* Reading text:
:::

Wow, yesterday I declared the jetlag was winning. Today in my cleaning efforts, I found bunnies I don't want to touch. And so they win. Bad!
I'll get them eventually. But not today.
I woke up (barely) with great intentions. This morning I attacked the stove with 7-8 months of grease buildup on it's cooking surface. It's clean now! But above it hangs the true enemy. In the vent above the stove sits a colony of grease soaked dust bunny commandos. This species of dust bunny can't be vaccuumed. It can't be wiped without smearing. And it can't be removed and soaked without certainly spoiling the nice clean stove underneath it. So that battle must wait.
Oh well, I made a call and scheduled what is essentially a second interview. Yippee! And it's in the afternoon, so my jetlag won't stop me from getting the job! :-)
For now, there's laundry to hang, vacuuming to do, and large parts of kitchen to keep attacking. Wish me luck! I hope I don't find any other terrible foes.
p.s. Yeah, I started cleaning about a week ago. This is the continuation, after a brief break for a party bender. >:-)
Tuesday, October 31, 2006
Wow, yesterday I declared the jetlag was winning. Today in my cleaning efforts, I found bunnies I don't want to touch. And so they win. Bad!
Monday, October 30, 2006
Help! I can't sleep at night or stay awake during the day!
So last night, for example, I was a good boy and was home well before 11pm. I hit the bed a little late for my midnight target, but honestly wasn't at all sleepy.
Tossing and turning were the results.
I caught bits of sleep, but mostly just started to get hungry.
At around 4am I had no choice but to eat something.
Silly me had played with the fridge temperature control earlier. So it was a new experience to wait for the frozen milk to thaw into my cereal.
Needless to say, TV was far more enticing than sleep. So it was another 90 minutes or more before I crawled back into bed.
Just in time...
To hear my roommate off to work.
And the sun was rising.
Not up, but definitely rising.

:::

* Layout records:

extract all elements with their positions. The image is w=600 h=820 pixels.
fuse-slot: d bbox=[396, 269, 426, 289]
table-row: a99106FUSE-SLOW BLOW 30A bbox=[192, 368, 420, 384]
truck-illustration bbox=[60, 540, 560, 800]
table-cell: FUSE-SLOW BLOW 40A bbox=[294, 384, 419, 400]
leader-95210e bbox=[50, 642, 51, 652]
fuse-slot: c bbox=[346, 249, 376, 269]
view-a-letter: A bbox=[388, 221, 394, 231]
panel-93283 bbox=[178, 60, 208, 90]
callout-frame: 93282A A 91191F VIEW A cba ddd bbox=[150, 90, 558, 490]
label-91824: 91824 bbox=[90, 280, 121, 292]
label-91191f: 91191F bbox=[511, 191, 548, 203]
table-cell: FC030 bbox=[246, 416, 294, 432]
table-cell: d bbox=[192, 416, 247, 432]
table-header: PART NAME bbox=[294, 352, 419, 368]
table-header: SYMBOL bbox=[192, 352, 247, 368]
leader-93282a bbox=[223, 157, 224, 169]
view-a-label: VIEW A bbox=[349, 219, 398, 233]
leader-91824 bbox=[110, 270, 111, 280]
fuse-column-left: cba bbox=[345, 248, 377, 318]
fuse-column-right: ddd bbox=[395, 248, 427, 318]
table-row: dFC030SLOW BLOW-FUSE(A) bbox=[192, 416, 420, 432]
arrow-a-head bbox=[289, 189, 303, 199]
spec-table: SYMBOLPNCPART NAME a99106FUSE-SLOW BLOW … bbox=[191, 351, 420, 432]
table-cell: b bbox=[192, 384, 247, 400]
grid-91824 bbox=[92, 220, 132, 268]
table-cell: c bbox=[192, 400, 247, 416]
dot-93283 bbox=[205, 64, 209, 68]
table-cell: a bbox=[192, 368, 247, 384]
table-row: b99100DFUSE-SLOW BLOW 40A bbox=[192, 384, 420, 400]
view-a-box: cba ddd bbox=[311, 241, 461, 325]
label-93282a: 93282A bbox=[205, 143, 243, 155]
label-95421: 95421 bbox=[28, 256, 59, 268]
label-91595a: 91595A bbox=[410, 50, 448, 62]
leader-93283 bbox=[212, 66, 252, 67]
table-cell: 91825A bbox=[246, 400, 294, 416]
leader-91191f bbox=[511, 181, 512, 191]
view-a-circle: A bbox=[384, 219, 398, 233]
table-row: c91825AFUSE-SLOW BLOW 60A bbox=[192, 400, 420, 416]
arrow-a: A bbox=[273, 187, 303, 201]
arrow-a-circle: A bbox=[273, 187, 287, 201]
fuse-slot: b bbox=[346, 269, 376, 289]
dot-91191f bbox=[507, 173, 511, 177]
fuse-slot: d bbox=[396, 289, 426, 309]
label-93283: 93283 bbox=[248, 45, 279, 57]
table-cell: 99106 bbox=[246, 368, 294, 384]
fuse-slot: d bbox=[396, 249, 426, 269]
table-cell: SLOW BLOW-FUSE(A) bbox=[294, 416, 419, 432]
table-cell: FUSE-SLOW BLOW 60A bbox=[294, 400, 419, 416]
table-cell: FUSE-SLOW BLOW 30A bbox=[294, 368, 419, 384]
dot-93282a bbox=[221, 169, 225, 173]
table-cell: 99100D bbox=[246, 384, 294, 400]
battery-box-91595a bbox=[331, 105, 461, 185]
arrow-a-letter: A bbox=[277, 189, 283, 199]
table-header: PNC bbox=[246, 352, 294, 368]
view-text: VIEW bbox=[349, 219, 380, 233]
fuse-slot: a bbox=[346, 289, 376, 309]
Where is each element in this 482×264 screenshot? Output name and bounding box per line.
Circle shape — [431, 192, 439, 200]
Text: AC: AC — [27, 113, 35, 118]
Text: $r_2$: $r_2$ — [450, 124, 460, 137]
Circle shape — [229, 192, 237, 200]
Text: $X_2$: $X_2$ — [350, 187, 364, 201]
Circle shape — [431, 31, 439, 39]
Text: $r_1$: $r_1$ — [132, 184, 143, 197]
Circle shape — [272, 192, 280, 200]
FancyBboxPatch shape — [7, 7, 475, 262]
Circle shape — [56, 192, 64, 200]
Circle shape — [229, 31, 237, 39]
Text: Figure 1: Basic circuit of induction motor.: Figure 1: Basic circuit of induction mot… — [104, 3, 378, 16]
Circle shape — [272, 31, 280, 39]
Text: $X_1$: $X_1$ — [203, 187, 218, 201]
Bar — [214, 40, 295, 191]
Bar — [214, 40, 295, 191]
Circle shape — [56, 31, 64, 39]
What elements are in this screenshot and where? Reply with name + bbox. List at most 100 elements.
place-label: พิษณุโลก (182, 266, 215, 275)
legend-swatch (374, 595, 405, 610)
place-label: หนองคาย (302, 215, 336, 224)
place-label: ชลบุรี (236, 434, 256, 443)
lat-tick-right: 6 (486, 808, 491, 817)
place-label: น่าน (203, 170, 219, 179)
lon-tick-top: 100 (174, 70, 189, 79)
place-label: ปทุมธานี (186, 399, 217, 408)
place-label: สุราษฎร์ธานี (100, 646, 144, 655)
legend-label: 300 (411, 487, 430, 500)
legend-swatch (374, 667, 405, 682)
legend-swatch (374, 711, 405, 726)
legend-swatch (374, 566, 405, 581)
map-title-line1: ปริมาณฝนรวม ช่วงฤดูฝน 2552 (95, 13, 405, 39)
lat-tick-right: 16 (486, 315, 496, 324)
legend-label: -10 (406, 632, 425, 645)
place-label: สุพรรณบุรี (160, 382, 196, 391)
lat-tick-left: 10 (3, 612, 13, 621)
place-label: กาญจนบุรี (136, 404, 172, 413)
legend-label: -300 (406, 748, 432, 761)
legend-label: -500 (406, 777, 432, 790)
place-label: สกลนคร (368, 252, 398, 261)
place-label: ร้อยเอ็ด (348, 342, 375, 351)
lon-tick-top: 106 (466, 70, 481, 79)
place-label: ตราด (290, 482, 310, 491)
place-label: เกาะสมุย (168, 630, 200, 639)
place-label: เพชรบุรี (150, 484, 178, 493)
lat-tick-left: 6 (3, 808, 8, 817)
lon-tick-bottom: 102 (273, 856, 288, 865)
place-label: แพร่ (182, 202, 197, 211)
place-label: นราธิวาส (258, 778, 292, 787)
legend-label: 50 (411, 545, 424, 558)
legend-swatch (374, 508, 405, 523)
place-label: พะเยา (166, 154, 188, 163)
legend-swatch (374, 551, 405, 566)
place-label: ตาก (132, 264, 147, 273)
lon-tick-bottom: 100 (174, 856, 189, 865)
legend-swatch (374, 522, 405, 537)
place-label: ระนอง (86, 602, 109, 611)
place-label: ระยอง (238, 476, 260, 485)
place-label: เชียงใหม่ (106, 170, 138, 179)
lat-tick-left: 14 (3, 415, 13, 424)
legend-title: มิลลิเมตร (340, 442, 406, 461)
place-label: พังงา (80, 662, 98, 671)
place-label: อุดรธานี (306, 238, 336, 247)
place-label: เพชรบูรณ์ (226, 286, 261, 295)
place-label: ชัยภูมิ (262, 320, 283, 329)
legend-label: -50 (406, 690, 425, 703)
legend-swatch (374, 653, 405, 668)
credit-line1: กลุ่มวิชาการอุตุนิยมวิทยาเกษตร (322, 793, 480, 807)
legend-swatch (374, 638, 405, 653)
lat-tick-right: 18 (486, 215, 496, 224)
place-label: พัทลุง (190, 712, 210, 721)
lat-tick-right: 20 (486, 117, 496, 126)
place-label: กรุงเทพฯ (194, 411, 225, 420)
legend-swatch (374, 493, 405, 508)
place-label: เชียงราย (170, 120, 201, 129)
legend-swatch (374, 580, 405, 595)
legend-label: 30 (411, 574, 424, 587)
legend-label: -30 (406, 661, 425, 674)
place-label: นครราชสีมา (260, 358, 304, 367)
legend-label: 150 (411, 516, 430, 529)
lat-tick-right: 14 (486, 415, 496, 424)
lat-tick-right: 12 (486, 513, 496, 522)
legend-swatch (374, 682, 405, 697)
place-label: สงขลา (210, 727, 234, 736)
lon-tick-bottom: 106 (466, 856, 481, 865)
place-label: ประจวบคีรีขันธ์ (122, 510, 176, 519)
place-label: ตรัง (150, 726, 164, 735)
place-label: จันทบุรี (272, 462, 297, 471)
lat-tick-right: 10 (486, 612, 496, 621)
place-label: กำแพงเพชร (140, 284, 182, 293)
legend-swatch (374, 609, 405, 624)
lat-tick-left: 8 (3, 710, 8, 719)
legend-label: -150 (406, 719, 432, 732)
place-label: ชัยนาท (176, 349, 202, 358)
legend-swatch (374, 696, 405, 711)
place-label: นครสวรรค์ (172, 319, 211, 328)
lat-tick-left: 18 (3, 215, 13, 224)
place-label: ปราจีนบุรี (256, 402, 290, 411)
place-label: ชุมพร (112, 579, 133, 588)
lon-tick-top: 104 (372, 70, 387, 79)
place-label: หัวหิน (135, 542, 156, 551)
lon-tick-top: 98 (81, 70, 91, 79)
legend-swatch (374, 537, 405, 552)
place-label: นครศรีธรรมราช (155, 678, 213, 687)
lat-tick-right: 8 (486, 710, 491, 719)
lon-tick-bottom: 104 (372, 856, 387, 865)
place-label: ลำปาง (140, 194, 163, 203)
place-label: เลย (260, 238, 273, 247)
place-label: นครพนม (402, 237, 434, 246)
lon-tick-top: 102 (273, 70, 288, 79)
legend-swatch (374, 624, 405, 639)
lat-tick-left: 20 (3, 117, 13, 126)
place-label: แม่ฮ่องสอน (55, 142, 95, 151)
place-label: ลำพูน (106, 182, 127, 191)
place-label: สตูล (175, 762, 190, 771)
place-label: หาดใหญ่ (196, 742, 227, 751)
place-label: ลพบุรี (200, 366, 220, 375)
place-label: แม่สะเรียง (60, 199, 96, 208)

:::

* Exercise goal: Duplicate the blog post between "So last night, for" and "to eat something.", inclusive. The listing has no connection to the blog post.

* Result for this exercise:
So last night, for example, I was a good boy and was home well before 11pm. I hit the bed a little late for my midnight target, but honestly wasn't at all sleepy.
Tossing and turning were the results.
I caught bits of sleep, but mostly just started to get hungry.
At around 4am I had no choice but to eat something.